■ **Stated goal**:
Please transcribe the listing below in full and word for word, without its pictures.

-----

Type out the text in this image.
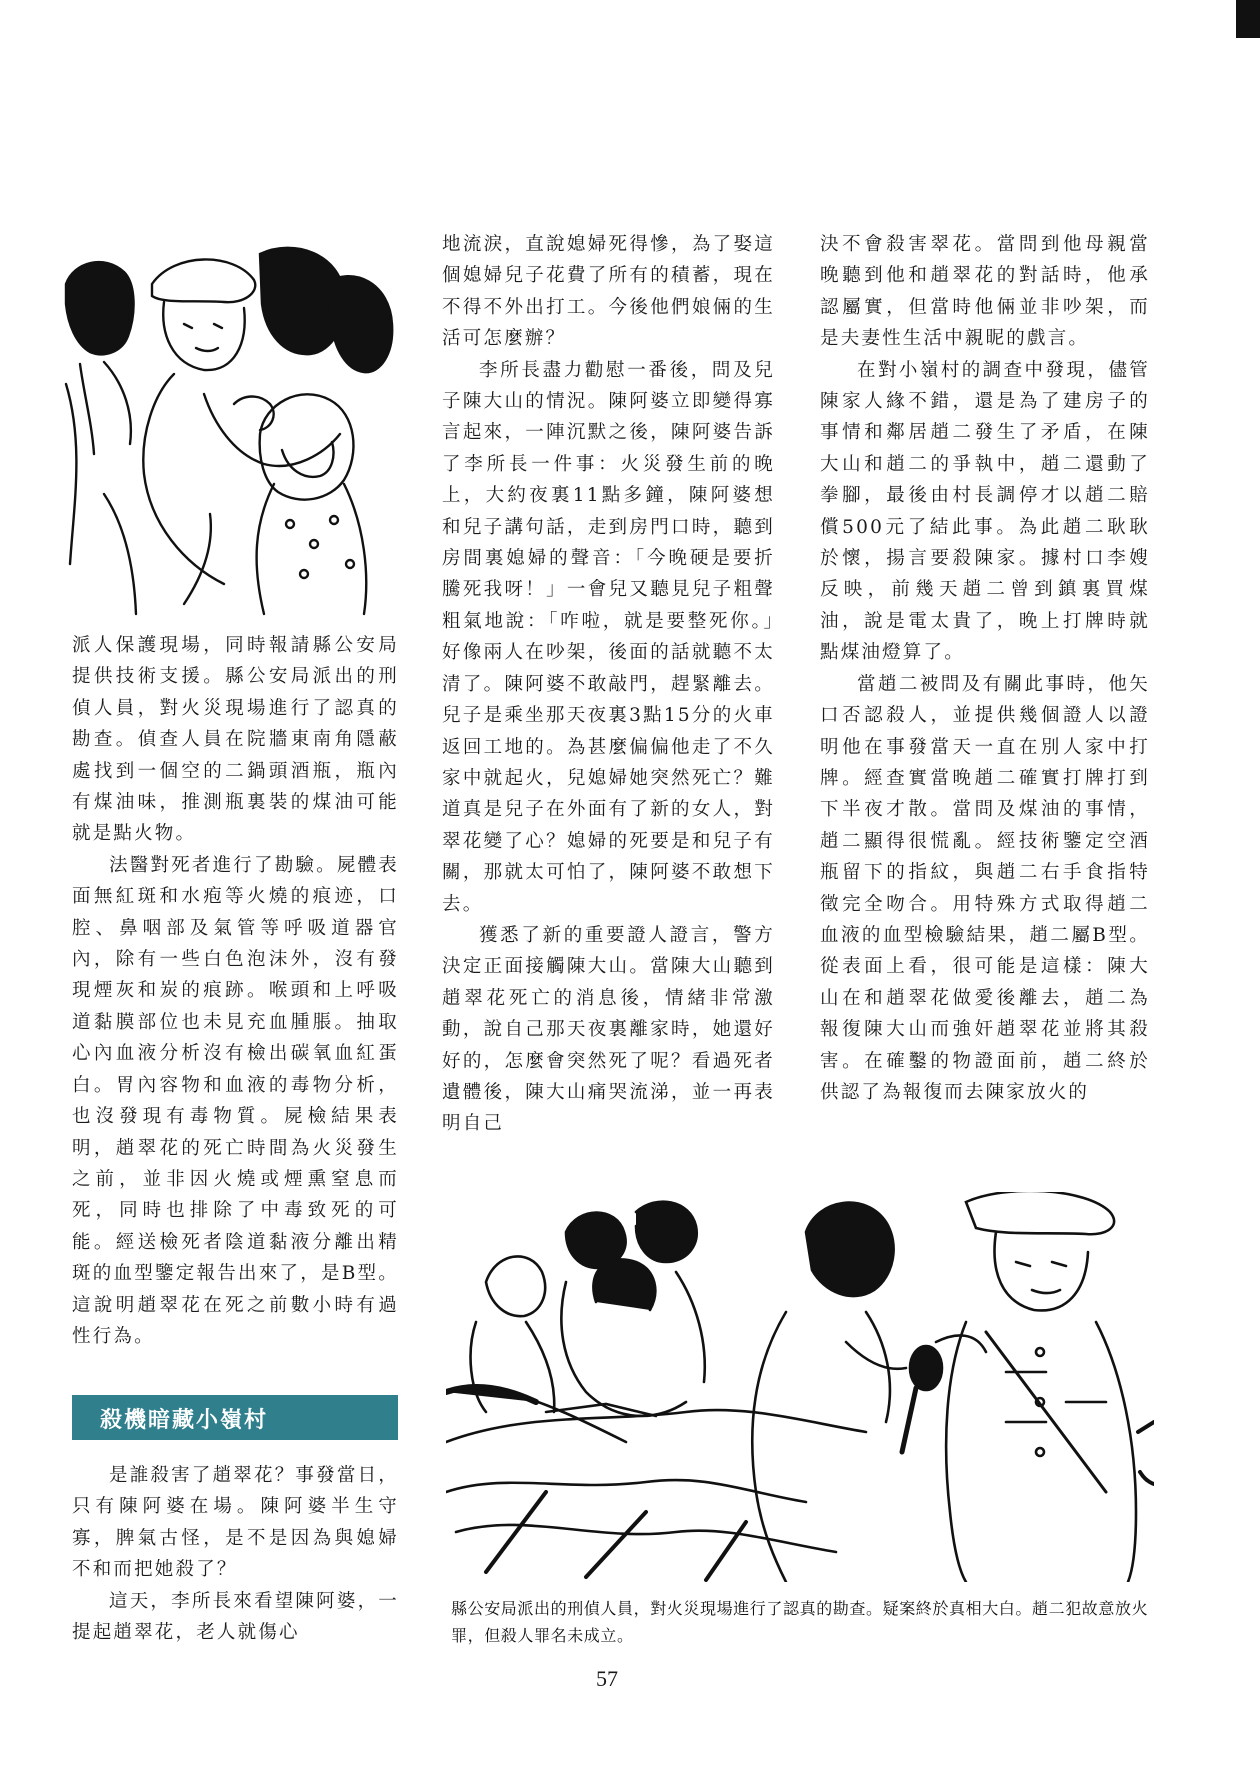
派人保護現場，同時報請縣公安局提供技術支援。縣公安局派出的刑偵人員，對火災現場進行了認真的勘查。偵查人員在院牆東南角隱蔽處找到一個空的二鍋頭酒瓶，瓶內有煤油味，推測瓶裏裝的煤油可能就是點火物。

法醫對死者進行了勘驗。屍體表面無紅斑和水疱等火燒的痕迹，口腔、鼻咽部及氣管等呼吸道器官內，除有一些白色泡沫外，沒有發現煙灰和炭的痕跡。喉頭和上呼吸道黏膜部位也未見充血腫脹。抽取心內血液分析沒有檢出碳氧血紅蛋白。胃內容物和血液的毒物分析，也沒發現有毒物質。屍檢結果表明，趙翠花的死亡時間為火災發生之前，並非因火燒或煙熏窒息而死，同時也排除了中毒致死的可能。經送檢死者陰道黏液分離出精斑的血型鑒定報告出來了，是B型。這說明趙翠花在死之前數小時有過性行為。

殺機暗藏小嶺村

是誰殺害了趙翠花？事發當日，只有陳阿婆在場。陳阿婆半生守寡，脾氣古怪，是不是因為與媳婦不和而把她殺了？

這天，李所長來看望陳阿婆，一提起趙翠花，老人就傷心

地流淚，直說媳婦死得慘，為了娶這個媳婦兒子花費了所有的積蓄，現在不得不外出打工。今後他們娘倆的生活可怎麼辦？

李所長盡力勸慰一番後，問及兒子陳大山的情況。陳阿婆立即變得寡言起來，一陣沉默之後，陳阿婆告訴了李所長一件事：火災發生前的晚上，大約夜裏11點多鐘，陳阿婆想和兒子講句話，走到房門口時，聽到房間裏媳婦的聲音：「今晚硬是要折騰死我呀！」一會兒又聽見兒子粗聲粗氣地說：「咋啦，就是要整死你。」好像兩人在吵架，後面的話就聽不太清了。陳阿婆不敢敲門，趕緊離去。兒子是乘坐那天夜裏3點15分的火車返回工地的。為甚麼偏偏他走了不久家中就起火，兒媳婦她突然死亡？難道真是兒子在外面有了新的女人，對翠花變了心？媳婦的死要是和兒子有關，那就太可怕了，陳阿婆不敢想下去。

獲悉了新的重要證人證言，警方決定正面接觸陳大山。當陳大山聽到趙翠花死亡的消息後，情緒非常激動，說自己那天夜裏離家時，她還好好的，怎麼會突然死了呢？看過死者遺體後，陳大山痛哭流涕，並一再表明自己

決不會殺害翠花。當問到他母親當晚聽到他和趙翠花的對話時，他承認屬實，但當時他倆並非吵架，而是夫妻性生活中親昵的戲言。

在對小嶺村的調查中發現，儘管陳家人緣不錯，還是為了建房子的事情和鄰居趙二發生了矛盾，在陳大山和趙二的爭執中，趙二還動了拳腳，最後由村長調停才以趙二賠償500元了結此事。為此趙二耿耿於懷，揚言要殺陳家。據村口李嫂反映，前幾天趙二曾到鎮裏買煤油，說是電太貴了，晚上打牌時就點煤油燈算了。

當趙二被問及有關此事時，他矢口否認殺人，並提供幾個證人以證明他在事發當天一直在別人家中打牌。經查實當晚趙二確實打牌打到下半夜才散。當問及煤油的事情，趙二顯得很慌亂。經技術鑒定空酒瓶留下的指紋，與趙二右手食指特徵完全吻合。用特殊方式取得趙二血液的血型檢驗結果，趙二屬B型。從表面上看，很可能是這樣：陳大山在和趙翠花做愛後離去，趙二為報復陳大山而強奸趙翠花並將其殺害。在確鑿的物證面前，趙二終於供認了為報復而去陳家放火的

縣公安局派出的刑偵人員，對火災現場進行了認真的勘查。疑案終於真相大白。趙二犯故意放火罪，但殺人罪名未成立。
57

-----

■ **Exercise response**:
Type out the text in this image.
派人保護現場，同時報請縣公安局提供技術支援。縣公安局派出的刑偵人員，對火災現場進行了認真的勘查。偵查人員在院牆東南角隱蔽處找到一個空的二鍋頭酒瓶，瓶內有煤油味，推測瓶裏裝的煤油可能就是點火物。

法醫對死者進行了勘驗。屍體表面無紅斑和水疱等火燒的痕迹，口腔、鼻咽部及氣管等呼吸道器官內，除有一些白色泡沫外，沒有發現煙灰和炭的痕跡。喉頭和上呼吸道黏膜部位也未見充血腫脹。抽取心內血液分析沒有檢出碳氧血紅蛋白。胃內容物和血液的毒物分析，也沒發現有毒物質。屍檢結果表明，趙翠花的死亡時間為火災發生之前，並非因火燒或煙熏窒息而死，同時也排除了中毒致死的可能。經送檢死者陰道黏液分離出精斑的血型鑒定報告出來了，是B型。這說明趙翠花在死之前數小時有過性行為。

殺機暗藏小嶺村

是誰殺害了趙翠花？事發當日，只有陳阿婆在場。陳阿婆半生守寡，脾氣古怪，是不是因為與媳婦不和而把她殺了？

這天，李所長來看望陳阿婆，一提起趙翠花，老人就傷心

地流淚，直說媳婦死得慘，為了娶這個媳婦兒子花費了所有的積蓄，現在不得不外出打工。今後他們娘倆的生活可怎麼辦？

李所長盡力勸慰一番後，問及兒子陳大山的情況。陳阿婆立即變得寡言起來，一陣沉默之後，陳阿婆告訴了李所長一件事：火災發生前的晚上，大約夜裏11點多鐘，陳阿婆想和兒子講句話，走到房門口時，聽到房間裏媳婦的聲音：「今晚硬是要折騰死我呀！」一會兒又聽見兒子粗聲粗氣地說：「咋啦，就是要整死你。」好像兩人在吵架，後面的話就聽不太清了。陳阿婆不敢敲門，趕緊離去。兒子是乘坐那天夜裏3點15分的火車返回工地的。為甚麼偏偏他走了不久家中就起火，兒媳婦她突然死亡？難道真是兒子在外面有了新的女人，對翠花變了心？媳婦的死要是和兒子有關，那就太可怕了，陳阿婆不敢想下去。

獲悉了新的重要證人證言，警方決定正面接觸陳大山。當陳大山聽到趙翠花死亡的消息後，情緒非常激動，說自己那天夜裏離家時，她還好好的，怎麼會突然死了呢？看過死者遺體後，陳大山痛哭流涕，並一再表明自己

決不會殺害翠花。當問到他母親當晚聽到他和趙翠花的對話時，他承認屬實，但當時他倆並非吵架，而是夫妻性生活中親昵的戲言。

在對小嶺村的調查中發現，儘管陳家人緣不錯，還是為了建房子的事情和鄰居趙二發生了矛盾，在陳大山和趙二的爭執中，趙二還動了拳腳，最後由村長調停才以趙二賠償500元了結此事。為此趙二耿耿於懷，揚言要殺陳家。據村口李嫂反映，前幾天趙二曾到鎮裏買煤油，說是電太貴了，晚上打牌時就點煤油燈算了。

當趙二被問及有關此事時，他矢口否認殺人，並提供幾個證人以證明他在事發當天一直在別人家中打牌。經查實當晚趙二確實打牌打到下半夜才散。當問及煤油的事情，趙二顯得很慌亂。經技術鑒定空酒瓶留下的指紋，與趙二右手食指特徵完全吻合。用特殊方式取得趙二血液的血型檢驗結果，趙二屬B型。從表面上看，很可能是這樣：陳大山在和趙翠花做愛後離去，趙二為報復陳大山而強奸趙翠花並將其殺害。在確鑿的物證面前，趙二終於供認了為報復而去陳家放火的

縣公安局派出的刑偵人員，對火災現場進行了認真的勘查。疑案終於真相大白。趙二犯故意放火罪，但殺人罪名未成立。
57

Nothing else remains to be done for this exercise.